# Given data
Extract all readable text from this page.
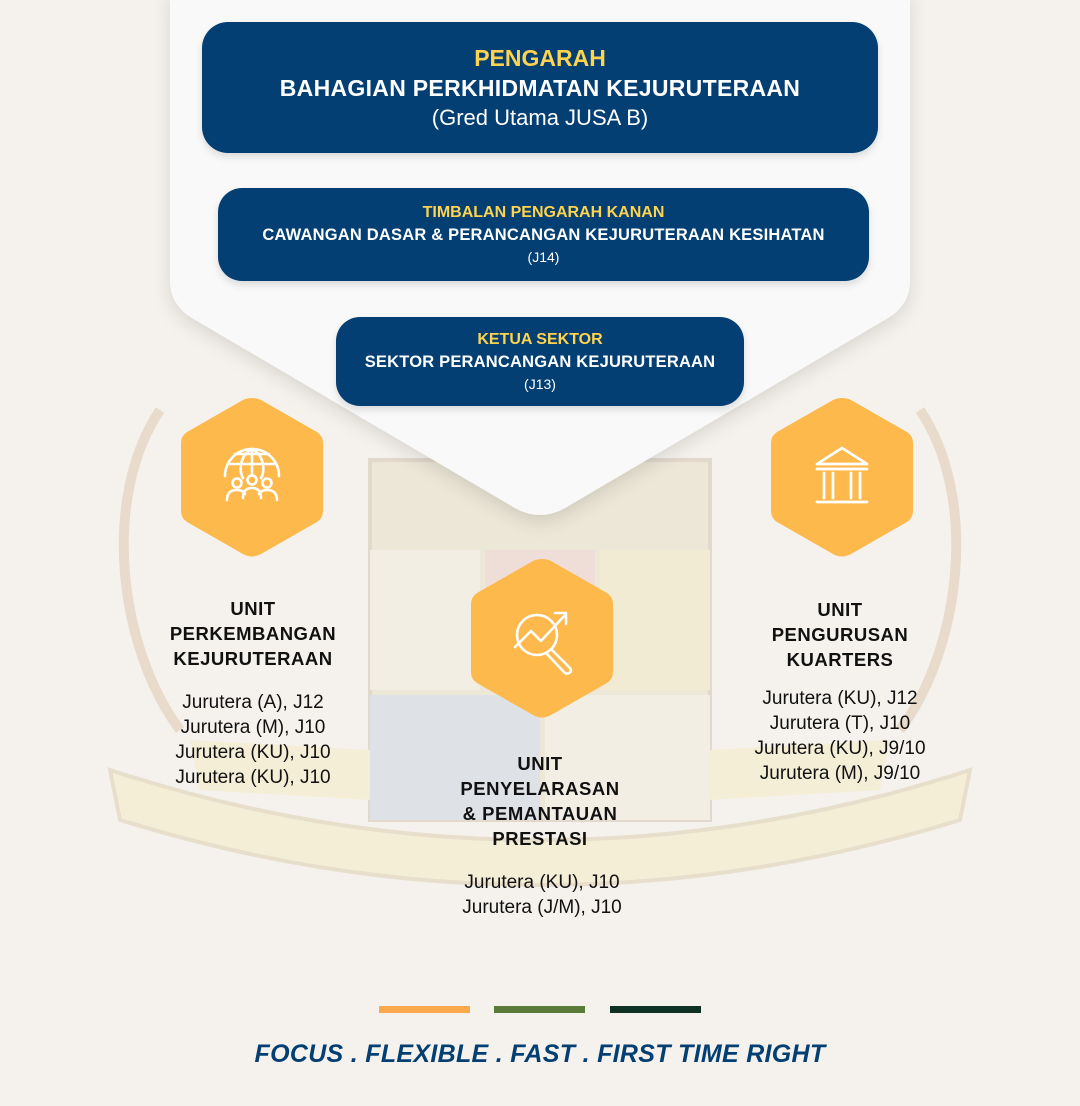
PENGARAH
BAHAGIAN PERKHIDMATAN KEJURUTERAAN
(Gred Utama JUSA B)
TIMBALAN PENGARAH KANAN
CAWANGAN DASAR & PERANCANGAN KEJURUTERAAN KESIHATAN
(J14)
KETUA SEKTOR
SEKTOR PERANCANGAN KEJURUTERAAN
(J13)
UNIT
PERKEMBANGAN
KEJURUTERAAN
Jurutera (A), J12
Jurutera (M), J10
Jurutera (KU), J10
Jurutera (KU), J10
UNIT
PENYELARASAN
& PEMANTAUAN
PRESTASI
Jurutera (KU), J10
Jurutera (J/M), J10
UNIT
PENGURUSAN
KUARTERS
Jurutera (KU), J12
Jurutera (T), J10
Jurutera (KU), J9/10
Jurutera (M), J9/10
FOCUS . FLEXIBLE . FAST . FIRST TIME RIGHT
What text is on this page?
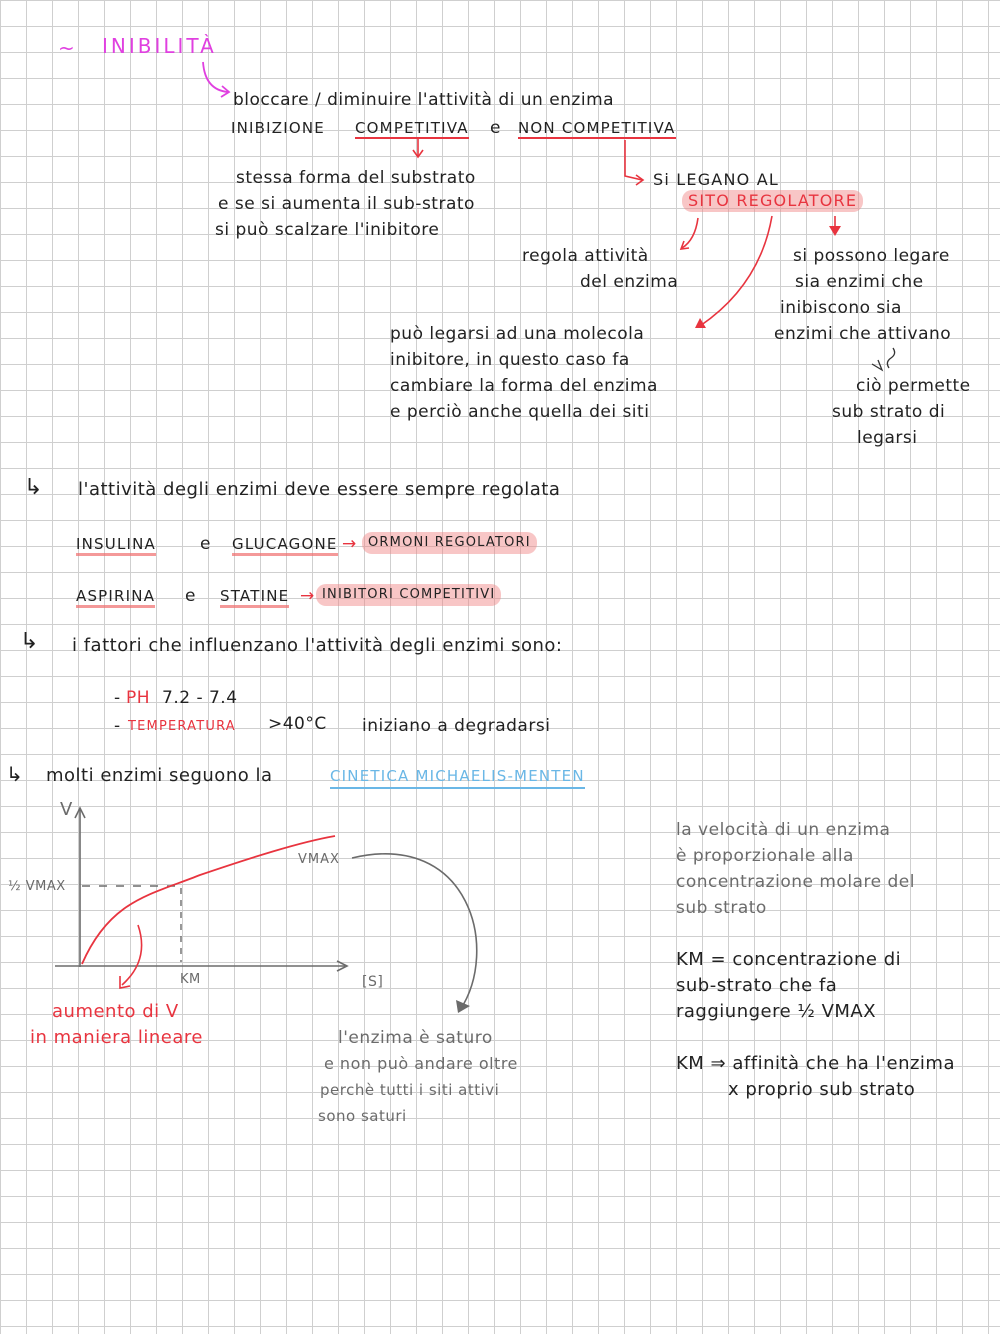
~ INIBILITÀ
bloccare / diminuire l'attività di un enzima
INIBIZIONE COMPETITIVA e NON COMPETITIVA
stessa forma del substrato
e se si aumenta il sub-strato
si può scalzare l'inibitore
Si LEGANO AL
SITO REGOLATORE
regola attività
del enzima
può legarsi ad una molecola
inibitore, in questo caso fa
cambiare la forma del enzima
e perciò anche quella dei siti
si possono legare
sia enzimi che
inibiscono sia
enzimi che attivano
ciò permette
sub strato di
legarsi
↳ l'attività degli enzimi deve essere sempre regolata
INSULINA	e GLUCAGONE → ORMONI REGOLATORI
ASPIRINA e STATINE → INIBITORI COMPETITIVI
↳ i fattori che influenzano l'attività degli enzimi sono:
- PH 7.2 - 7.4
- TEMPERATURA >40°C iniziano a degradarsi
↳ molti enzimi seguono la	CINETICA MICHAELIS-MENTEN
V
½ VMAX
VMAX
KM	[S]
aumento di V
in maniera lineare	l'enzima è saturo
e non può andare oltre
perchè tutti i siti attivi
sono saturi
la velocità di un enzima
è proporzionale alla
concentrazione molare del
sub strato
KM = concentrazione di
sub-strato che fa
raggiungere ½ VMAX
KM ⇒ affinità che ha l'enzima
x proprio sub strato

# Exercise description
Begin at the line containing "What text is on this page?" and extract every line through the end of the records, inclusive, exactly and only; omit pictures.

# Complete response
What text is on this page?
~ INIBILITÀ
bloccare / diminuire l'attività di un enzima
INIBIZIONE COMPETITIVA e NON COMPETITIVA
stessa forma del substrato
e se si aumenta il sub-strato
si può scalzare l'inibitore
Si LEGANO AL
SITO REGOLATORE
regola attività
del enzima
può legarsi ad una molecola
inibitore, in questo caso fa
cambiare la forma del enzima
e perciò anche quella dei siti
si possono legare
sia enzimi che
inibiscono sia
enzimi che attivano
ciò permette
sub strato di
legarsi
↳ l'attività degli enzimi deve essere sempre regolata
INSULINA	e GLUCAGONE → ORMONI REGOLATORI
ASPIRINA e STATINE → INIBITORI COMPETITIVI
↳ i fattori che influenzano l'attività degli enzimi sono:
- PH 7.2 - 7.4
- TEMPERATURA >40°C iniziano a degradarsi
↳ molti enzimi seguono la	CINETICA MICHAELIS-MENTEN
V
½ VMAX
VMAX
KM	[S]
aumento di V
in maniera lineare	l'enzima è saturo
e non può andare oltre
perchè tutti i siti attivi
sono saturi
la velocità di un enzima
è proporzionale alla
concentrazione molare del
sub strato
KM = concentrazione di
sub-strato che fa
raggiungere ½ VMAX
KM ⇒ affinità che ha l'enzima
x proprio sub strato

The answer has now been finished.